-- Begin --

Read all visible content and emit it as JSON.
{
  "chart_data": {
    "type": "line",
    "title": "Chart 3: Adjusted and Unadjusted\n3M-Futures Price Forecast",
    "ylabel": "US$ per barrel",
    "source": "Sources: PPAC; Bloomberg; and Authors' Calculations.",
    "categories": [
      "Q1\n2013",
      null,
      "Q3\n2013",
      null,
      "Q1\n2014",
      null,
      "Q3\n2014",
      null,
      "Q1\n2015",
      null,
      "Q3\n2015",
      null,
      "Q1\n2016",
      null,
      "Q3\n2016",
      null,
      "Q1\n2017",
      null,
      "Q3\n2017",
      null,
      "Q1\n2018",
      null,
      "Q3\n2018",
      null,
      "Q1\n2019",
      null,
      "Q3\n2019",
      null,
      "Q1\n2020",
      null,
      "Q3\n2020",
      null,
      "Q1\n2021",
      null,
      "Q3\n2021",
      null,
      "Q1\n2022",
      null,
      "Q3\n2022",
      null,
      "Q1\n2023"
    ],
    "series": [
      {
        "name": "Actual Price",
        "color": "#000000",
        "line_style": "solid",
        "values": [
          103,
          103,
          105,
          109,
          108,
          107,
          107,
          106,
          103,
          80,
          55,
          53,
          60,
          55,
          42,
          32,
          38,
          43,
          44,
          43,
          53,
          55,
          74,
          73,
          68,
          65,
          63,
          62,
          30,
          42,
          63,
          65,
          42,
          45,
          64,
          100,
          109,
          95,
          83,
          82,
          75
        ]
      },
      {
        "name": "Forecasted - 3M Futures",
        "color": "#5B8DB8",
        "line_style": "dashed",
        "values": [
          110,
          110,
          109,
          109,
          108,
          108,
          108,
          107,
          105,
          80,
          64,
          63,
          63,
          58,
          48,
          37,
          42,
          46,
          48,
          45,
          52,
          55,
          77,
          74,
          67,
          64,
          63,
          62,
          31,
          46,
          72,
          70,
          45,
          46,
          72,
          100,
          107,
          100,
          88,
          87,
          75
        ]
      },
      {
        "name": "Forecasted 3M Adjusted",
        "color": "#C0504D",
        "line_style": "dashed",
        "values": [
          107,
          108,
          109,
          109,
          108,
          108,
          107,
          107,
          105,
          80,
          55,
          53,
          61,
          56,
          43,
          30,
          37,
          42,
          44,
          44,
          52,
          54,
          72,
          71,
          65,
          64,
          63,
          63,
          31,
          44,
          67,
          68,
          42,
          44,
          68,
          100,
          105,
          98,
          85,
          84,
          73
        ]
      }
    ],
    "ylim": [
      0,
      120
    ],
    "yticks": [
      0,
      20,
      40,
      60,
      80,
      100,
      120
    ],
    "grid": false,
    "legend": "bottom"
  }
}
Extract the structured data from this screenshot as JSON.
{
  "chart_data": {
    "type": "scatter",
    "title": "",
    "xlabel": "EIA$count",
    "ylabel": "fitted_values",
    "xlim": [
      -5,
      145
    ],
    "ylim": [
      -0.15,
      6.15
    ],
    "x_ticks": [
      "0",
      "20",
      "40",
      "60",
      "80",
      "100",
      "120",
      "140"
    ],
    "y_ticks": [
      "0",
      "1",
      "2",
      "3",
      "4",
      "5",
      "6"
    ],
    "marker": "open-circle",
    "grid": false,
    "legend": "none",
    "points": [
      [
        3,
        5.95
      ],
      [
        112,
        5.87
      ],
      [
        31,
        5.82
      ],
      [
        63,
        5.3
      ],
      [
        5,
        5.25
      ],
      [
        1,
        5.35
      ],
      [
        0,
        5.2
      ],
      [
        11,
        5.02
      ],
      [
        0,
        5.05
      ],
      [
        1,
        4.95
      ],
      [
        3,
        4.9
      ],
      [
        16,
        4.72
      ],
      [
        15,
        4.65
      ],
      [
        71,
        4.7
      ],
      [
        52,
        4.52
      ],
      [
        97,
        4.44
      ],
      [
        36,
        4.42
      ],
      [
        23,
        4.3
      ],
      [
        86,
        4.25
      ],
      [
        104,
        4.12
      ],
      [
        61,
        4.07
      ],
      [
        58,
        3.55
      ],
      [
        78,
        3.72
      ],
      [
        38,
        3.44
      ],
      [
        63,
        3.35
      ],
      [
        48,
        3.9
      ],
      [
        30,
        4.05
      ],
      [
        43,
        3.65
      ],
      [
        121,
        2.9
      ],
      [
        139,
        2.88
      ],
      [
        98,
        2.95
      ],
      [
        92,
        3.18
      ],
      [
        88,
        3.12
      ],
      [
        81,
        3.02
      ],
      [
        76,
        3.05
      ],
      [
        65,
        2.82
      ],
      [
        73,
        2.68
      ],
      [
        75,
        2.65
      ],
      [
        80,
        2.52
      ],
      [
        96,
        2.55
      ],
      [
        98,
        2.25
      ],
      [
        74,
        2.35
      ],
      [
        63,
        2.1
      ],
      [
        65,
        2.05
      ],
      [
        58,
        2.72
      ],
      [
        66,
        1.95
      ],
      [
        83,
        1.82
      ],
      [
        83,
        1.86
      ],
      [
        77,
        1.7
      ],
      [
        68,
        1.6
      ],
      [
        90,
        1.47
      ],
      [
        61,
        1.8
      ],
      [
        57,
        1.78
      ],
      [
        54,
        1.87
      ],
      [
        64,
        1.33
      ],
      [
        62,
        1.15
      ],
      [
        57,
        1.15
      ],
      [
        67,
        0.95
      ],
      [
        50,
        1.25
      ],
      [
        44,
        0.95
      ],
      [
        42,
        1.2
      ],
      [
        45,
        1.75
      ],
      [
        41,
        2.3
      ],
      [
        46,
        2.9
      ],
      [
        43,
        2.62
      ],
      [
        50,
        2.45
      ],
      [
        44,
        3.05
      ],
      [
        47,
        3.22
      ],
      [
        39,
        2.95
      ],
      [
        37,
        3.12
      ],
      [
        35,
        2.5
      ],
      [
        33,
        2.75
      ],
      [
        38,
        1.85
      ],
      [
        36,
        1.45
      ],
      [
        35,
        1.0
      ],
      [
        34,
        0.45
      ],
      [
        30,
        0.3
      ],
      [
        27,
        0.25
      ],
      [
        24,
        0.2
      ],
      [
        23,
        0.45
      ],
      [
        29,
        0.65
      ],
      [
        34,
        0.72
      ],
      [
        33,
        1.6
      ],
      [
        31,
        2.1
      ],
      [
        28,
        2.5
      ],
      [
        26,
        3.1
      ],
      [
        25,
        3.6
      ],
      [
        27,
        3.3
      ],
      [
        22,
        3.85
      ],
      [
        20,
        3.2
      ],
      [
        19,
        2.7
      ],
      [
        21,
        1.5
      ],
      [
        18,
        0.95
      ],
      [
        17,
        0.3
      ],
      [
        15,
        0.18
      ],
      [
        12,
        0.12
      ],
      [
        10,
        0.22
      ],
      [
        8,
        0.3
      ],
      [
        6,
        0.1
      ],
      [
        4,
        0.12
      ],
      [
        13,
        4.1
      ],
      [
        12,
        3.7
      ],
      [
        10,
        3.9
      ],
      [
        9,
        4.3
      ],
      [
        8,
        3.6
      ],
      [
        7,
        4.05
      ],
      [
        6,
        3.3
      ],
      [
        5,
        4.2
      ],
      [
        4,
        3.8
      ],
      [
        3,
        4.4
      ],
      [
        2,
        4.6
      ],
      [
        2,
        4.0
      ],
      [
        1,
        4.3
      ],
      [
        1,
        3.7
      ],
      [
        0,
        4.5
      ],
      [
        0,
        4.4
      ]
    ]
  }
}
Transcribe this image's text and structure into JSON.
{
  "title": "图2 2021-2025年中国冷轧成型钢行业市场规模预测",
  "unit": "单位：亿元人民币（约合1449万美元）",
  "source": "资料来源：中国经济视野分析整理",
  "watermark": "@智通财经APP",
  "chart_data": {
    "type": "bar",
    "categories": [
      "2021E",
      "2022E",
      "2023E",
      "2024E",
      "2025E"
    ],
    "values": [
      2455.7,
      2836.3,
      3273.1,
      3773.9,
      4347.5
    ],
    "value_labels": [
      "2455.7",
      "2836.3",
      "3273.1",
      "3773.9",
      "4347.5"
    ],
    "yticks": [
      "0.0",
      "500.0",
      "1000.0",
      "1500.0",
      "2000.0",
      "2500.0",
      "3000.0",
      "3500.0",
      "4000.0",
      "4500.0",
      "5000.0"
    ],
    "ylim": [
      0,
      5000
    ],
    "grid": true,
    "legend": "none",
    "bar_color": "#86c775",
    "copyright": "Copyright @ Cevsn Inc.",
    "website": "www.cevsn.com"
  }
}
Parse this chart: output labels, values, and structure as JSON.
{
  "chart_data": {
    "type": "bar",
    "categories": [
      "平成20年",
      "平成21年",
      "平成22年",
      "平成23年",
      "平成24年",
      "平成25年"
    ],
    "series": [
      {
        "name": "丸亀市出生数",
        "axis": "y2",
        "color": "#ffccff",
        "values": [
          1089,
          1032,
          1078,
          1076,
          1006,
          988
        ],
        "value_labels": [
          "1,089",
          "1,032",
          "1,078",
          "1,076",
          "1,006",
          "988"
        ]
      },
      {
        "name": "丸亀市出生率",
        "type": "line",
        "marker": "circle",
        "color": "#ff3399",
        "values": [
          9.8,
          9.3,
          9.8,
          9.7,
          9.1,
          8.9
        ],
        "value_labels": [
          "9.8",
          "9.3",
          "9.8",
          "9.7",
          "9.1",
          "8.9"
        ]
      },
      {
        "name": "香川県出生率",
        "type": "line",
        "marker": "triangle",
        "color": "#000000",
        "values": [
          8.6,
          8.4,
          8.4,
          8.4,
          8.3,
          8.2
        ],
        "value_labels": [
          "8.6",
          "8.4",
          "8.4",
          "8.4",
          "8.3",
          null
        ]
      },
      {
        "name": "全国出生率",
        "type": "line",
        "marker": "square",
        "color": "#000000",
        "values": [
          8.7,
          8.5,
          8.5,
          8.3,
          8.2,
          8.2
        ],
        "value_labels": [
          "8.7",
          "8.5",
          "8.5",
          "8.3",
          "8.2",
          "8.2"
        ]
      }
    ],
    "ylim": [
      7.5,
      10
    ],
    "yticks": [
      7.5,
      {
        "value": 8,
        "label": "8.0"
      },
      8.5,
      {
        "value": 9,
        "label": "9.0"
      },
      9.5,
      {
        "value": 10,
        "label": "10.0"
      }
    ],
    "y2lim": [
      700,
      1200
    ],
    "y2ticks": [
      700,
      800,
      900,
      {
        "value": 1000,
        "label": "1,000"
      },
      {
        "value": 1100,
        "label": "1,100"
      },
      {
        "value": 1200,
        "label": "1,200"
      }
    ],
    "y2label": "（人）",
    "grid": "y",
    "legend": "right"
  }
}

-- End --

* _Exercise brief_: Search the listing for the word "name" and return each line that holds it.

* _Exercise result_:
        "name": "Actual Price",
        "name": "Forecasted - 3M Futures",
        "name": "Forecasted 3M Adjusted",
        "name": "丸亀市出生数",
        "name": "丸亀市出生率",
        "name": "香川県出生率",
        "name": "全国出生率",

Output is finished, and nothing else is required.